_REQUIREMENTS_
Please copy the whole listing below line for line, with no changes.

[Labeled box records]
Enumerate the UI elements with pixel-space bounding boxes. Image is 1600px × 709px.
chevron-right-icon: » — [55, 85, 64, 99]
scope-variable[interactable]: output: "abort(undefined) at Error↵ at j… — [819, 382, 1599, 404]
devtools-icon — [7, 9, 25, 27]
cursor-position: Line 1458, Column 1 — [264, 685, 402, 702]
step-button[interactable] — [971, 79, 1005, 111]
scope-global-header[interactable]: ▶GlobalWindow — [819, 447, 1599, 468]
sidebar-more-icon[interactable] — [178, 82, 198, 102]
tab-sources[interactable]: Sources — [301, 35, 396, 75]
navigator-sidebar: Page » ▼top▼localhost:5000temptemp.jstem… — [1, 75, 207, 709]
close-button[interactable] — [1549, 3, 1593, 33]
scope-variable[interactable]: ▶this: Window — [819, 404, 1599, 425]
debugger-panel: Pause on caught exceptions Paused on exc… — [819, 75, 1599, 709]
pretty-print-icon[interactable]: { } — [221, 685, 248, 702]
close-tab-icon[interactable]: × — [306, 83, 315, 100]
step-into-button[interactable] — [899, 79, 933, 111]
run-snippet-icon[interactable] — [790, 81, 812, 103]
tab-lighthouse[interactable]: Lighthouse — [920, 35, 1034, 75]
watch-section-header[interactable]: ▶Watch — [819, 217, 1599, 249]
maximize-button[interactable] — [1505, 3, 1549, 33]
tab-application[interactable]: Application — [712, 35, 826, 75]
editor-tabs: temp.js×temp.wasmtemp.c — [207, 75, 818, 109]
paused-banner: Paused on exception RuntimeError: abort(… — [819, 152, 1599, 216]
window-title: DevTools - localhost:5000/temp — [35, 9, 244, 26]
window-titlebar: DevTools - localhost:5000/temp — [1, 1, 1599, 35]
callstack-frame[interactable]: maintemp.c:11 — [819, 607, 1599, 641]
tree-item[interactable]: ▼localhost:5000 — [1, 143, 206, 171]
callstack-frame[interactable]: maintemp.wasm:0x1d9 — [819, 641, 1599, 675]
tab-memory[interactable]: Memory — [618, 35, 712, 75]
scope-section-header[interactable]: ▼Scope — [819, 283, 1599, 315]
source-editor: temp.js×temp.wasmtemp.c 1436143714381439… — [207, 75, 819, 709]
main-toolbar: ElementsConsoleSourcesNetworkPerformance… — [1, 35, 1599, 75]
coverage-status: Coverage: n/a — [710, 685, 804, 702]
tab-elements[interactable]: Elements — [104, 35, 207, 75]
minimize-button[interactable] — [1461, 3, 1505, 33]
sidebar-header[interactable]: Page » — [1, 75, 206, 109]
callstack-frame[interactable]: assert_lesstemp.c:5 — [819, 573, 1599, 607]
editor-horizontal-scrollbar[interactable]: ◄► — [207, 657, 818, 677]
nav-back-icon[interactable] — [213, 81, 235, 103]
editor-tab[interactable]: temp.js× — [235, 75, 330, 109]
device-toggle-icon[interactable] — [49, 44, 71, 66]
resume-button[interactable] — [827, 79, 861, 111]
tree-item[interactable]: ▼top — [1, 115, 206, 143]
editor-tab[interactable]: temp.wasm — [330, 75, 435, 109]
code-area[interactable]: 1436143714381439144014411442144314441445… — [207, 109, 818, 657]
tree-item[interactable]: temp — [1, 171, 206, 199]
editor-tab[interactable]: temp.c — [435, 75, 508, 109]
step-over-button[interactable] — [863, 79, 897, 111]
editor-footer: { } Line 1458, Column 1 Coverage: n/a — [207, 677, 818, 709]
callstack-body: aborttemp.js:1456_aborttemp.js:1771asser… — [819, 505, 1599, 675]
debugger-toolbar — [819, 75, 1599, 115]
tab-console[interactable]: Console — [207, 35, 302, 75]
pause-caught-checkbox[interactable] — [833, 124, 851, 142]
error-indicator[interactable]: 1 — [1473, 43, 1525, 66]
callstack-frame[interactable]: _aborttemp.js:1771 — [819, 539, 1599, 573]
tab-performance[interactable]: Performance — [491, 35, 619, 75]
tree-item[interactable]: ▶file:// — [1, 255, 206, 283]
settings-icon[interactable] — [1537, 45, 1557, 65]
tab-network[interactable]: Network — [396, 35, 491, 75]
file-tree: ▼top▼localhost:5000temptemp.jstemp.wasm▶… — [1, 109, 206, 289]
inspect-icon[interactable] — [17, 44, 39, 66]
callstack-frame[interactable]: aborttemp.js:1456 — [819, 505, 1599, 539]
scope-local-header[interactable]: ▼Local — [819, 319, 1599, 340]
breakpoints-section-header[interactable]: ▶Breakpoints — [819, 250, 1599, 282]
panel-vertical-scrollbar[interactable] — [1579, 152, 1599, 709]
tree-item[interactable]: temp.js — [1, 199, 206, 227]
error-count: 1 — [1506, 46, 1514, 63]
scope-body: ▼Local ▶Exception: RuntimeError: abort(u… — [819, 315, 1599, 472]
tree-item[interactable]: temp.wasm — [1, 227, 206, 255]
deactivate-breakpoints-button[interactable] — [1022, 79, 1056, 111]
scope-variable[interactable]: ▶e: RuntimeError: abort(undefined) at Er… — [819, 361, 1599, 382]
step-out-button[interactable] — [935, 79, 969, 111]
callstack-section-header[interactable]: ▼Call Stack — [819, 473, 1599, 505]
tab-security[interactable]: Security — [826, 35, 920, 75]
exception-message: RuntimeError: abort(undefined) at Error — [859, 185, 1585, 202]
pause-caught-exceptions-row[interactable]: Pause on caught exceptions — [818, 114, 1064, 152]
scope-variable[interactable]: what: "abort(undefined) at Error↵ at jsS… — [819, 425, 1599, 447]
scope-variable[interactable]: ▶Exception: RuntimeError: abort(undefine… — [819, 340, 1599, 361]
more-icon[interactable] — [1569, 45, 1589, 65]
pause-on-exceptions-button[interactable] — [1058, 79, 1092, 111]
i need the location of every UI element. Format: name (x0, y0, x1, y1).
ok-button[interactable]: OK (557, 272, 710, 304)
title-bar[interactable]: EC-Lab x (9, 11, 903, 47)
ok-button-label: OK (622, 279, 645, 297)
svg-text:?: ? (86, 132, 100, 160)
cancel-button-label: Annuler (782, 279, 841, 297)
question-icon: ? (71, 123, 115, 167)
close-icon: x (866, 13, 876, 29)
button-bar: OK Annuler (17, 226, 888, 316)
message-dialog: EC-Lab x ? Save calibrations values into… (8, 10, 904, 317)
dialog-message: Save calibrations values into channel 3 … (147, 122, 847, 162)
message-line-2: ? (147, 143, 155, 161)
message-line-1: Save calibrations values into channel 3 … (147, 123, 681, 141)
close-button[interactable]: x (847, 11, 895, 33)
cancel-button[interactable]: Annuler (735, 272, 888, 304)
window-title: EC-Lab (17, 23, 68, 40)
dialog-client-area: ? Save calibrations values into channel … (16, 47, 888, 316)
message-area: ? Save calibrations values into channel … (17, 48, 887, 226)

_CORRECT RESULT_
Enumerate the UI elements with pixel-space bounding boxes. Image is 1600px × 709px.
chevron-right-icon: » — [55, 85, 64, 99]
scope-variable[interactable]: output: "abort(undefined) at Error↵ at j… — [819, 382, 1599, 404]
devtools-icon — [7, 9, 25, 27]
cursor-position: Line 1458, Column 1 — [264, 685, 402, 702]
step-button[interactable] — [971, 79, 1005, 111]
scope-global-header[interactable]: ▶GlobalWindow — [819, 447, 1599, 468]
sidebar-more-icon[interactable] — [178, 82, 198, 102]
tab-sources[interactable]: Sources — [301, 35, 396, 75]
navigator-sidebar: Page » ▼top▼localhost:5000temptemp.jstem… — [1, 75, 207, 709]
close-button[interactable] — [1549, 3, 1593, 33]
scope-variable[interactable]: ▶this: Window — [819, 404, 1599, 425]
debugger-panel: Pause on caught exceptions Paused on exc… — [819, 75, 1599, 709]
pretty-print-icon[interactable]: { } — [221, 685, 248, 702]
close-tab-icon[interactable]: × — [306, 83, 315, 100]
step-into-button[interactable] — [899, 79, 933, 111]
run-snippet-icon[interactable] — [790, 81, 812, 103]
tab-lighthouse[interactable]: Lighthouse — [920, 35, 1034, 75]
watch-section-header[interactable]: ▶Watch — [819, 217, 1599, 249]
maximize-button[interactable] — [1505, 3, 1549, 33]
tab-application[interactable]: Application — [712, 35, 826, 75]
editor-tabs: temp.js×temp.wasmtemp.c — [207, 75, 818, 109]
paused-banner: Paused on exception RuntimeError: abort(… — [819, 152, 1599, 216]
window-title: DevTools - localhost:5000/temp — [35, 9, 244, 26]
window-titlebar: DevTools - localhost:5000/temp — [1, 1, 1599, 35]
callstack-frame[interactable]: maintemp.c:11 — [819, 607, 1599, 641]
tree-item[interactable]: ▼localhost:5000 — [1, 143, 206, 171]
callstack-frame[interactable]: maintemp.wasm:0x1d9 — [819, 641, 1599, 675]
tab-memory[interactable]: Memory — [618, 35, 712, 75]
scope-section-header[interactable]: ▼Scope — [819, 283, 1599, 315]
source-editor: temp.js×temp.wasmtemp.c 1436143714381439… — [207, 75, 819, 709]
main-toolbar: ElementsConsoleSourcesNetworkPerformance… — [1, 35, 1599, 75]
coverage-status: Coverage: n/a — [710, 685, 804, 702]
tab-elements[interactable]: Elements — [104, 35, 207, 75]
minimize-button[interactable] — [1461, 3, 1505, 33]
sidebar-header[interactable]: Page » — [1, 75, 206, 109]
callstack-frame[interactable]: assert_lesstemp.c:5 — [819, 573, 1599, 607]
editor-horizontal-scrollbar[interactable]: ◄► — [207, 657, 818, 677]
nav-back-icon[interactable] — [213, 81, 235, 103]
editor-tab[interactable]: temp.js× — [235, 75, 330, 109]
device-toggle-icon[interactable] — [49, 44, 71, 66]
resume-button[interactable] — [827, 79, 861, 111]
tree-item[interactable]: ▼top — [1, 115, 206, 143]
editor-tab[interactable]: temp.wasm — [330, 75, 435, 109]
code-area[interactable]: 1436143714381439144014411442144314441445… — [207, 109, 818, 657]
tree-item[interactable]: temp — [1, 171, 206, 199]
editor-tab[interactable]: temp.c — [435, 75, 508, 109]
step-over-button[interactable] — [863, 79, 897, 111]
editor-footer: { } Line 1458, Column 1 Coverage: n/a — [207, 677, 818, 709]
callstack-body: aborttemp.js:1456_aborttemp.js:1771asser… — [819, 505, 1599, 675]
debugger-toolbar — [819, 75, 1599, 115]
tab-console[interactable]: Console — [207, 35, 302, 75]
pause-caught-checkbox[interactable] — [833, 124, 851, 142]
error-indicator[interactable]: 1 — [1473, 43, 1525, 66]
callstack-frame[interactable]: _aborttemp.js:1771 — [819, 539, 1599, 573]
tab-performance[interactable]: Performance — [491, 35, 619, 75]
tree-item[interactable]: ▶file:// — [1, 255, 206, 283]
settings-icon[interactable] — [1537, 45, 1557, 65]
tab-network[interactable]: Network — [396, 35, 491, 75]
file-tree: ▼top▼localhost:5000temptemp.jstemp.wasm▶… — [1, 109, 206, 289]
inspect-icon[interactable] — [17, 44, 39, 66]
callstack-frame[interactable]: aborttemp.js:1456 — [819, 505, 1599, 539]
scope-local-header[interactable]: ▼Local — [819, 319, 1599, 340]
breakpoints-section-header[interactable]: ▶Breakpoints — [819, 250, 1599, 282]
panel-vertical-scrollbar[interactable] — [1579, 152, 1599, 709]
tree-item[interactable]: temp.js — [1, 199, 206, 227]
error-count: 1 — [1506, 46, 1514, 63]
scope-body: ▼Local ▶Exception: RuntimeError: abort(u… — [819, 315, 1599, 472]
tree-item[interactable]: temp.wasm — [1, 227, 206, 255]
deactivate-breakpoints-button[interactable] — [1022, 79, 1056, 111]
scope-variable[interactable]: ▶e: RuntimeError: abort(undefined) at Er… — [819, 361, 1599, 382]
step-out-button[interactable] — [935, 79, 969, 111]
callstack-section-header[interactable]: ▼Call Stack — [819, 473, 1599, 505]
tab-security[interactable]: Security — [826, 35, 920, 75]
exception-message: RuntimeError: abort(undefined) at Error — [859, 185, 1585, 202]
pause-caught-exceptions-row[interactable]: Pause on caught exceptions — [818, 114, 1064, 152]
scope-variable[interactable]: what: "abort(undefined) at Error↵ at jsS… — [819, 425, 1599, 447]
scope-variable[interactable]: ▶Exception: RuntimeError: abort(undefine… — [819, 340, 1599, 361]
more-icon[interactable] — [1569, 45, 1589, 65]
pause-on-exceptions-button[interactable] — [1058, 79, 1092, 111]
i need the location of every UI element. Format: name (x0, y0, x1, y1).
ok-button[interactable]: OK (557, 272, 710, 304)
title-bar[interactable]: EC-Lab x (9, 11, 903, 47)
ok-button-label: OK (622, 279, 645, 297)
svg-text:?: ? (86, 132, 100, 160)
cancel-button-label: Annuler (782, 279, 841, 297)
question-icon: ? (71, 123, 115, 167)
close-icon: x (866, 13, 876, 29)
button-bar: OK Annuler (17, 226, 888, 316)
message-dialog: EC-Lab x ? Save calibrations values into… (8, 10, 904, 317)
dialog-message: Save calibrations values into channel 3 … (147, 122, 847, 162)
message-line-2: ? (147, 143, 155, 161)
message-line-1: Save calibrations values into channel 3 … (147, 123, 681, 141)
close-button[interactable]: x (847, 11, 895, 33)
cancel-button[interactable]: Annuler (735, 272, 888, 304)
window-title: EC-Lab (17, 23, 68, 40)
dialog-client-area: ? Save calibrations values into channel … (16, 47, 888, 316)
message-area: ? Save calibrations values into channel … (17, 48, 887, 226)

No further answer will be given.